▸ Exercise brief: Reproduce the records that follow in full, excluding any picture they contain.
- - - - -
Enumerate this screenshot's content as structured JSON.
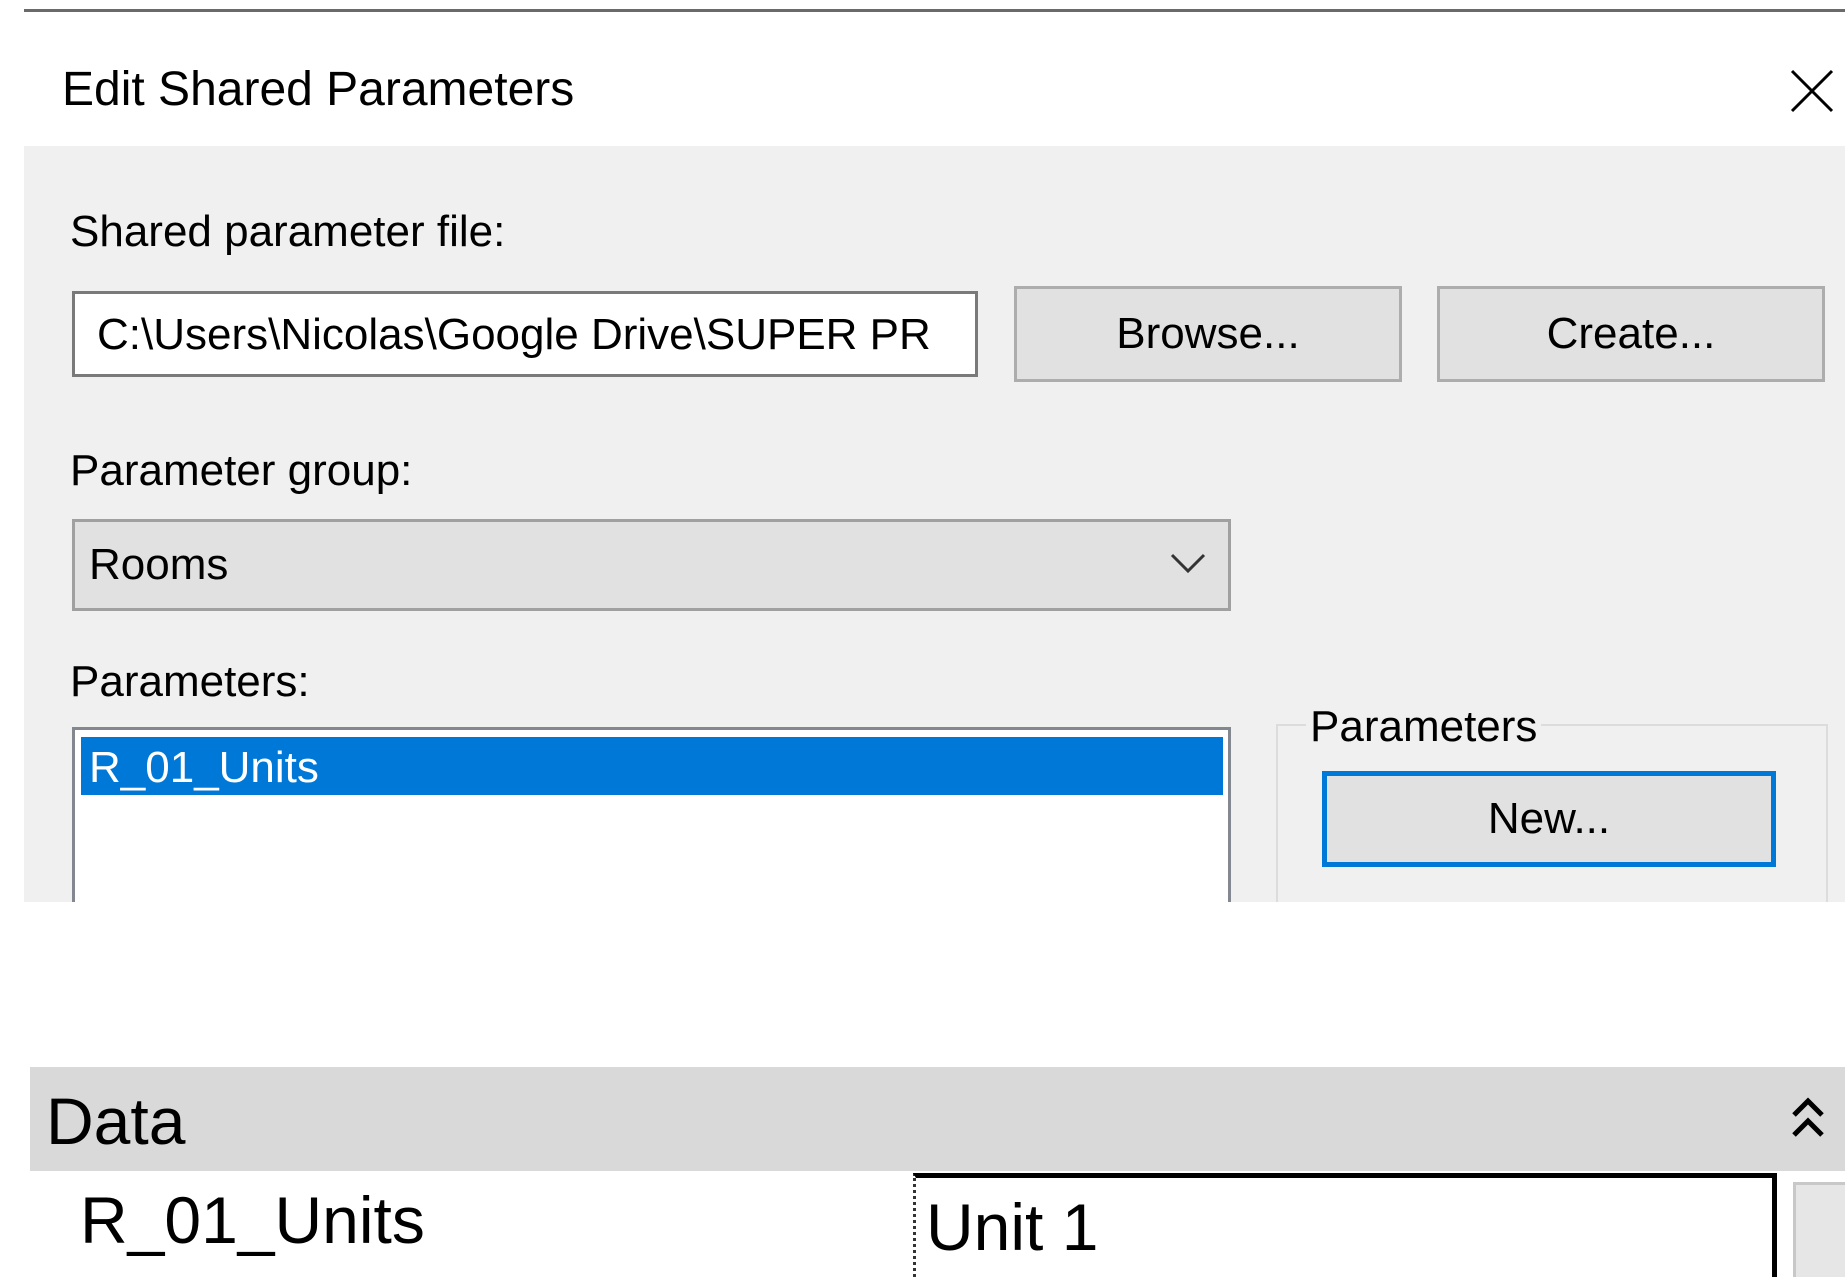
{
  "dialog": {
    "title": "Edit Shared Parameters",
    "file_label": "Shared parameter file:",
    "file_path": "C:\\Users\\Nicolas\\Google Drive\\SUPER PR",
    "browse_label": "Browse...",
    "create_label": "Create...",
    "group_label": "Parameter group:",
    "group_selected": "Rooms",
    "parameters_label": "Parameters:",
    "parameters_list": [
      "R_01_Units"
    ],
    "parameters_groupbox_title": "Parameters",
    "new_label": "New..."
  },
  "properties": {
    "section_title": "Data",
    "row_name": "R_01_Units",
    "row_value": "Unit 1"
  },
  "icons": {
    "close": "close-icon",
    "dropdown": "chevron-down-icon",
    "collapse": "double-chevron-up-icon"
  },
  "colors": {
    "selection": "#0078d7",
    "focus_border": "#0078d7",
    "dialog_background": "#f0f0f0",
    "button_face": "#e1e1e1",
    "section_header": "#d9d9d9"
  }
}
- - - - -
▸ Written answer:
Enumerate this screenshot's content as structured JSON.
{
  "dialog": {
    "title": "Edit Shared Parameters",
    "file_label": "Shared parameter file:",
    "file_path": "C:\\Users\\Nicolas\\Google Drive\\SUPER PR",
    "browse_label": "Browse...",
    "create_label": "Create...",
    "group_label": "Parameter group:",
    "group_selected": "Rooms",
    "parameters_label": "Parameters:",
    "parameters_list": [
      "R_01_Units"
    ],
    "parameters_groupbox_title": "Parameters",
    "new_label": "New..."
  },
  "properties": {
    "section_title": "Data",
    "row_name": "R_01_Units",
    "row_value": "Unit 1"
  },
  "icons": {
    "close": "close-icon",
    "dropdown": "chevron-down-icon",
    "collapse": "double-chevron-up-icon"
  },
  "colors": {
    "selection": "#0078d7",
    "focus_border": "#0078d7",
    "dialog_background": "#f0f0f0",
    "button_face": "#e1e1e1",
    "section_header": "#d9d9d9"
  }
}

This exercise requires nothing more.